* Start Task data *
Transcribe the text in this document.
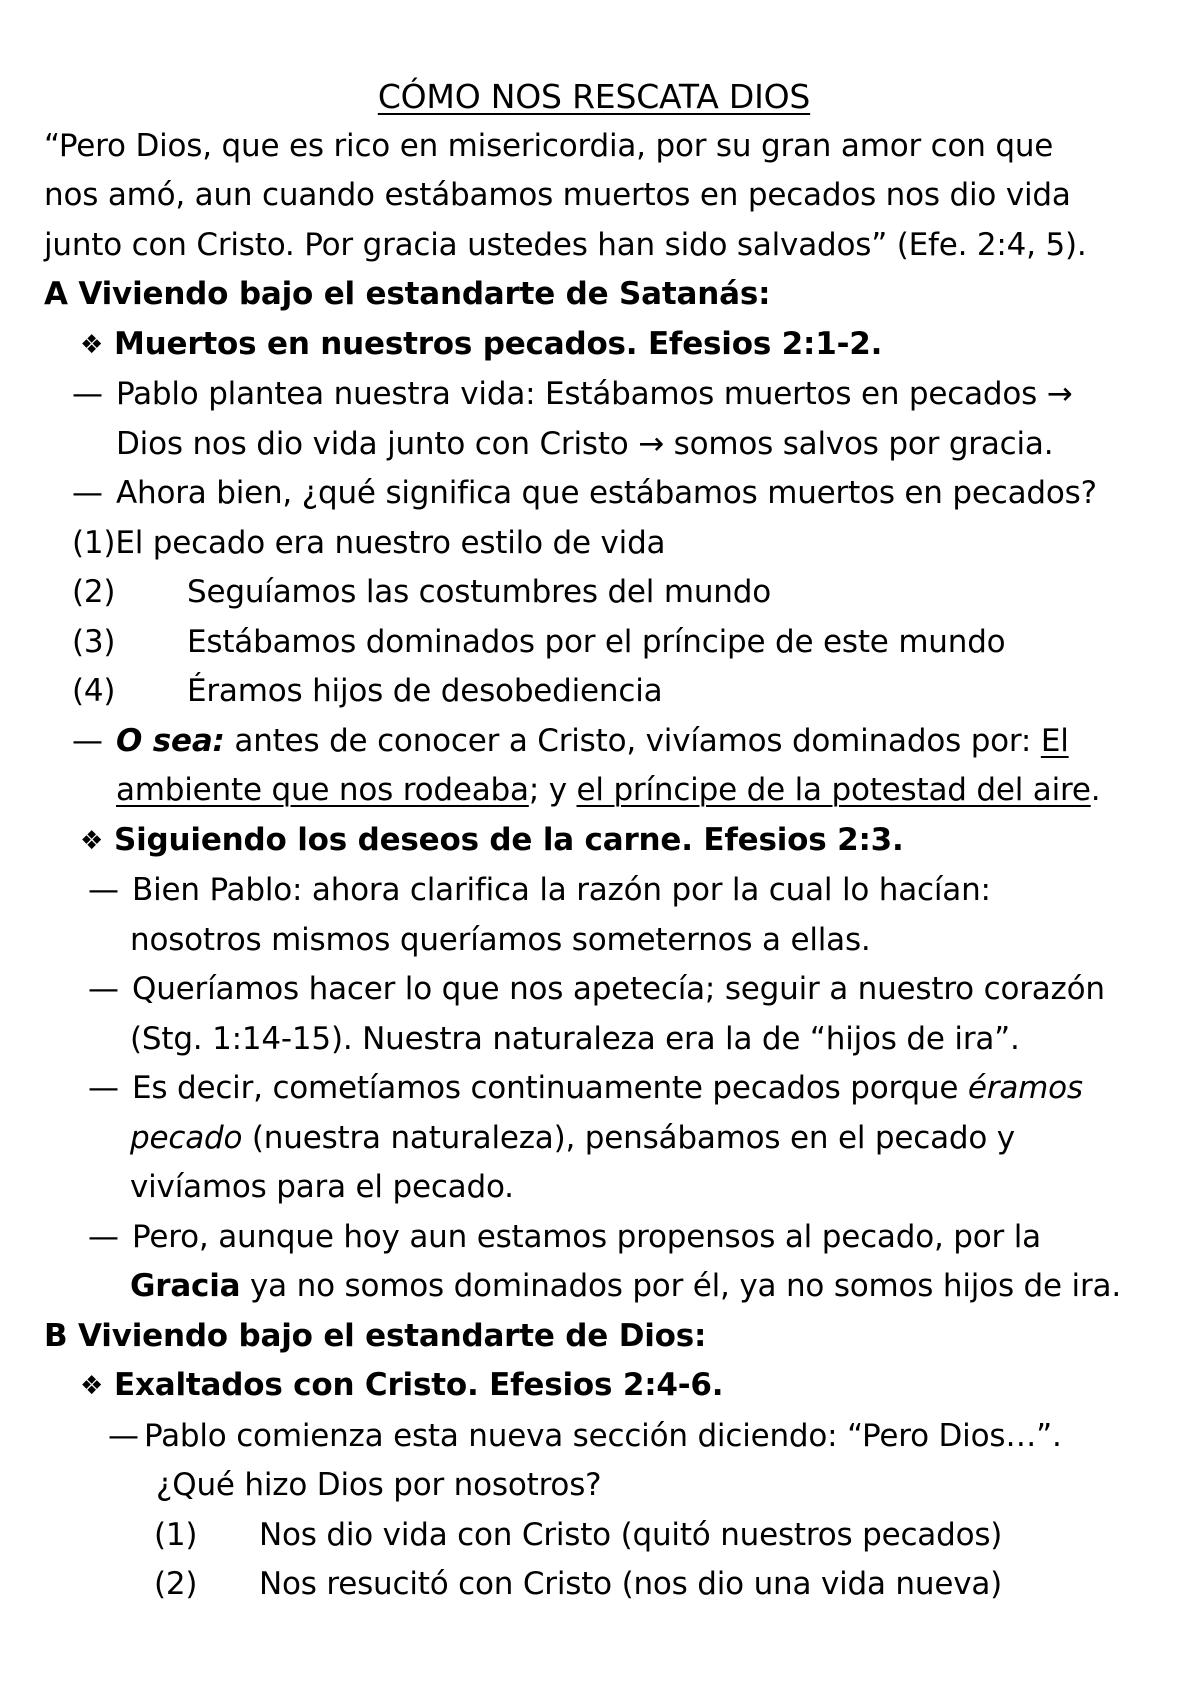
CÓMO NOS RESCATA DIOS
“Pero Dios, que es rico en misericordia, por su gran amor con que
nos amó, aun cuando estábamos muertos en pecados nos dio vida
junto con Cristo. Por gracia ustedes han sido salvados” (Efe. 2:4, 5).
A Viviendo bajo el estandarte de Satanás:
❖ Muertos en nuestros pecados. Efesios 2:1-2.
— Pablo plantea nuestra vida: Estábamos muertos en pecados →
Dios nos dio vida junto con Cristo → somos salvos por gracia.
— Ahora bien, ¿qué significa que estábamos muertos en pecados?
(1)El pecado era nuestro estilo de vida
(2) Seguíamos las costumbres del mundo
(3) Estábamos dominados por el príncipe de este mundo
(4) Éramos hijos de desobediencia
— O sea: antes de conocer a Cristo, vivíamos dominados por: El
ambiente que nos rodeaba; y el príncipe de la potestad del aire.
❖ Siguiendo los deseos de la carne. Efesios 2:3.
— Bien Pablo: ahora clarifica la razón por la cual lo hacían:
nosotros mismos queríamos someternos a ellas.
— Queríamos hacer lo que nos apetecía; seguir a nuestro corazón
(Stg. 1:14-15). Nuestra naturaleza era la de “hijos de ira”.
— Es decir, cometíamos continuamente pecados porque éramos
pecado (nuestra naturaleza), pensábamos en el pecado y
vivíamos para el pecado.
— Pero, aunque hoy aun estamos propensos al pecado, por la
Gracia ya no somos dominados por él, ya no somos hijos de ira.
B Viviendo bajo el estandarte de Dios:
❖ Exaltados con Cristo. Efesios 2:4-6.
— Pablo comienza esta nueva sección diciendo: “Pero Dios…”.
¿Qué hizo Dios por nosotros?
(1) Nos dio vida con Cristo (quitó nuestros pecados)
(2) Nos resucitó con Cristo (nos dio una vida nueva)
* End Task data *
Quote the records above exactly, leaving out any pictures.

§ **Final result**:
Transcribe the text in this document.
CÓMO NOS RESCATA DIOS
“Pero Dios, que es rico en misericordia, por su gran amor con que
nos amó, aun cuando estábamos muertos en pecados nos dio vida
junto con Cristo. Por gracia ustedes han sido salvados” (Efe. 2:4, 5).
A Viviendo bajo el estandarte de Satanás:
❖ Muertos en nuestros pecados. Efesios 2:1-2.
— Pablo plantea nuestra vida: Estábamos muertos en pecados →
Dios nos dio vida junto con Cristo → somos salvos por gracia.
— Ahora bien, ¿qué significa que estábamos muertos en pecados?
(1)El pecado era nuestro estilo de vida
(2) Seguíamos las costumbres del mundo
(3) Estábamos dominados por el príncipe de este mundo
(4) Éramos hijos de desobediencia
— O sea: antes de conocer a Cristo, vivíamos dominados por: El
ambiente que nos rodeaba; y el príncipe de la potestad del aire.
❖ Siguiendo los deseos de la carne. Efesios 2:3.
— Bien Pablo: ahora clarifica la razón por la cual lo hacían:
nosotros mismos queríamos someternos a ellas.
— Queríamos hacer lo que nos apetecía; seguir a nuestro corazón
(Stg. 1:14-15). Nuestra naturaleza era la de “hijos de ira”.
— Es decir, cometíamos continuamente pecados porque éramos
pecado (nuestra naturaleza), pensábamos en el pecado y
vivíamos para el pecado.
— Pero, aunque hoy aun estamos propensos al pecado, por la
Gracia ya no somos dominados por él, ya no somos hijos de ira.
B Viviendo bajo el estandarte de Dios:
❖ Exaltados con Cristo. Efesios 2:4-6.
— Pablo comienza esta nueva sección diciendo: “Pero Dios…”.
¿Qué hizo Dios por nosotros?
(1) Nos dio vida con Cristo (quitó nuestros pecados)
(2) Nos resucitó con Cristo (nos dio una vida nueva)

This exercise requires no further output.